• **Written problem**
Go through the records and extract every line with the word "index".

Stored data

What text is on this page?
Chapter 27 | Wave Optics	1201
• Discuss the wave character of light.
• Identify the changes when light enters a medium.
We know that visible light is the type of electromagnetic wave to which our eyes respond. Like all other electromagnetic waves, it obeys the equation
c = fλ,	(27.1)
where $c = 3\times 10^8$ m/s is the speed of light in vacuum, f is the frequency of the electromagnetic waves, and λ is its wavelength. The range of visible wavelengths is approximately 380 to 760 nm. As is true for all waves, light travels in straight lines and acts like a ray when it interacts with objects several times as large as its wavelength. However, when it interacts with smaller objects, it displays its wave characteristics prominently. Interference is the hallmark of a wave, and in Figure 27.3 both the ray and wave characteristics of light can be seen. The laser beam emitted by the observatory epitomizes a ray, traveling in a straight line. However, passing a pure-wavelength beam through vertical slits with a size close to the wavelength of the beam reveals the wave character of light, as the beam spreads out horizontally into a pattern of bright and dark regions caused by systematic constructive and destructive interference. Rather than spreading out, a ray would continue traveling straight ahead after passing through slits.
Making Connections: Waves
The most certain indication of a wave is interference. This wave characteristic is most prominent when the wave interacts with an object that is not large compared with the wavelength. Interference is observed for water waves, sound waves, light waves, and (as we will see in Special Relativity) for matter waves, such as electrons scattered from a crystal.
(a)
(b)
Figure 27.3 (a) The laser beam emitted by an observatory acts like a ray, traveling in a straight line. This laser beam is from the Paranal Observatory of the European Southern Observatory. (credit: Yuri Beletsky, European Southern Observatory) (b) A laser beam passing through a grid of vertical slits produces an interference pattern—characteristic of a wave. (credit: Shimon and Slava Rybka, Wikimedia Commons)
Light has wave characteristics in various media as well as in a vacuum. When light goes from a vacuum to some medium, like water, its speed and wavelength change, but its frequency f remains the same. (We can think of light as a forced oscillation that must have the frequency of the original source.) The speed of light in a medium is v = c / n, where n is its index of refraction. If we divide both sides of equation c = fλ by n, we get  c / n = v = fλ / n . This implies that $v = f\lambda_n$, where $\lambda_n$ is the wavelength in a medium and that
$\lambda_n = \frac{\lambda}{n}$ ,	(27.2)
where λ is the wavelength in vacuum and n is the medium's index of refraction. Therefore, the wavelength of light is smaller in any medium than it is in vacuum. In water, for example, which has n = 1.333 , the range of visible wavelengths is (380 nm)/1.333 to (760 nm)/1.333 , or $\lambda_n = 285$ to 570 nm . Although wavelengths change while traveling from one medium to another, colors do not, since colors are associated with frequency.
* * *
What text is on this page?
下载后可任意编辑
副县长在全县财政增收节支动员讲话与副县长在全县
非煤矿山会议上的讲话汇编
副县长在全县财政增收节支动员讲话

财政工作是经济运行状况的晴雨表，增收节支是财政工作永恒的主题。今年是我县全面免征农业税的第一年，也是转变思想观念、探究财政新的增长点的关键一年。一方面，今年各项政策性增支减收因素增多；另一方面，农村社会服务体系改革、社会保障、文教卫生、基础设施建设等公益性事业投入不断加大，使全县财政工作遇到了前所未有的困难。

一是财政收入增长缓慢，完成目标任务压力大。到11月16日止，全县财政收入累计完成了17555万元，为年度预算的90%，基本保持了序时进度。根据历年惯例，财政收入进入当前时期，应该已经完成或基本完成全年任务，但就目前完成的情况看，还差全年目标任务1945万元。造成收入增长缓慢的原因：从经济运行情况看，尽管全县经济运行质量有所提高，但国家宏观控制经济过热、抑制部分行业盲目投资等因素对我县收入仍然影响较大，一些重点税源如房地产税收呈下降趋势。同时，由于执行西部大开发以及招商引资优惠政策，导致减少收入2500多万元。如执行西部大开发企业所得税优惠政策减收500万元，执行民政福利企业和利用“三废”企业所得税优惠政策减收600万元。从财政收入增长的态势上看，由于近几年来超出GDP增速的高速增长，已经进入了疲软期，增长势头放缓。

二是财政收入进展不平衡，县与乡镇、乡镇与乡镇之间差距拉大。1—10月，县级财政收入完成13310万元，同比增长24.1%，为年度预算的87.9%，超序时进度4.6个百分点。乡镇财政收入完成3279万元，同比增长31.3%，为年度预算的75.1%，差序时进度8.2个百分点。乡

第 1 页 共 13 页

• **Exercise solution**
Light has wave characteristics in various media as well as in a vacuum. When light goes from a vacuum to some medium, like water, its speed and wavelength change, but its frequency f remains the same. (We can think of light as a forced oscillation that must have the frequency of the original source.) The speed of light in a medium is v = c / n, where n is its index of refraction. If we divide both sides of equation c = fλ by n, we get  c / n = v = fλ / n . This implies that $v = f\lambda_n$, where $\lambda_n$ is the wavelength in a medium and that
where λ is the wavelength in vacuum and n is the medium's index of refraction. Therefore, the wavelength of light is smaller in any medium than it is in vacuum. In water, for example, which has n = 1.333 , the range of visible wavelengths is (380 nm)/1.333 to (760 nm)/1.333 , or $\lambda_n = 285$ to 570 nm . Although wavelengths change while traveling from one medium to another, colors do not, since colors are associated with frequency.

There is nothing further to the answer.